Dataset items

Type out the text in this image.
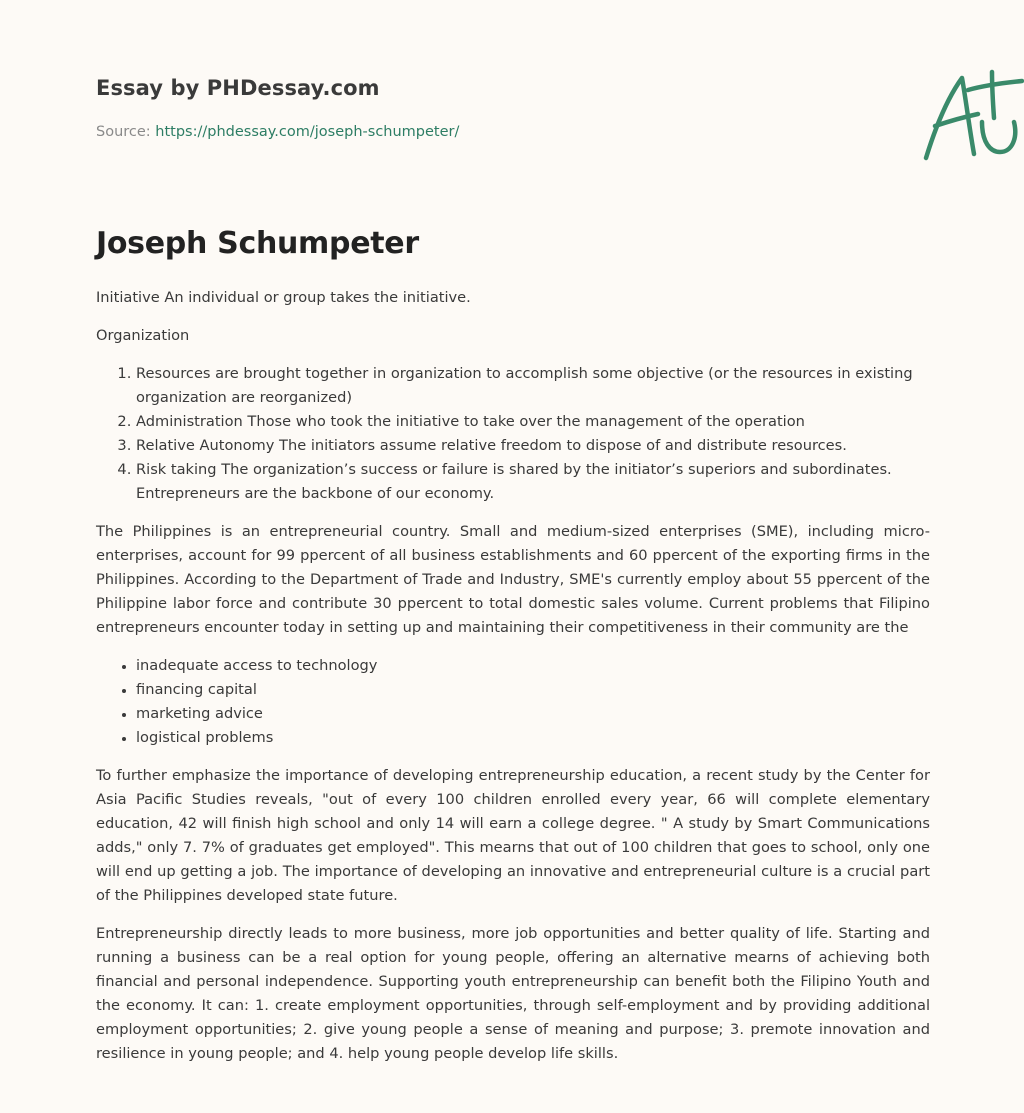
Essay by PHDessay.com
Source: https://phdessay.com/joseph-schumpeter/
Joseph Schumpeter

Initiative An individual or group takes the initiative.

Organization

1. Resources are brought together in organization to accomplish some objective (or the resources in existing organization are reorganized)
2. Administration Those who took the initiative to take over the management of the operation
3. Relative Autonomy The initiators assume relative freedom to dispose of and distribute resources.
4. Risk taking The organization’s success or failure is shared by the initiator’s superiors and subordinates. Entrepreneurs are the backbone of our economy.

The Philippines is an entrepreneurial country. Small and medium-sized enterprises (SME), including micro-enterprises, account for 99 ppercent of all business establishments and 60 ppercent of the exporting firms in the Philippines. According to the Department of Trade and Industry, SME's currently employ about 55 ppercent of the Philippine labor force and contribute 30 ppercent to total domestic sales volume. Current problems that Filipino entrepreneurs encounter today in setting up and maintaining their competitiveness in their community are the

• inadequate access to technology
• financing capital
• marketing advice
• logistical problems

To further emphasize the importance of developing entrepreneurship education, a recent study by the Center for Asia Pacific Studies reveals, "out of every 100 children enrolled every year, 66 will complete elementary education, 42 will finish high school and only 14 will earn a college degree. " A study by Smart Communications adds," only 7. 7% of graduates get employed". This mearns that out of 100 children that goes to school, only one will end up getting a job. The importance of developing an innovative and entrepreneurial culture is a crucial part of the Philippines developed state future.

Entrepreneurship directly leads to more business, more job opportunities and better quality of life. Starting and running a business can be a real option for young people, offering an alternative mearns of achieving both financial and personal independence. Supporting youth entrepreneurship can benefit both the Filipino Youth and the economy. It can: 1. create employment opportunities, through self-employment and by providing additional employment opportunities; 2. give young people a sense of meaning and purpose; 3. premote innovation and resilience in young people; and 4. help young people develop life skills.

- [Given instruction]
From the records above, how many lines include the word "resources"? Only the number is wanted.

- [Output for this exercise]
2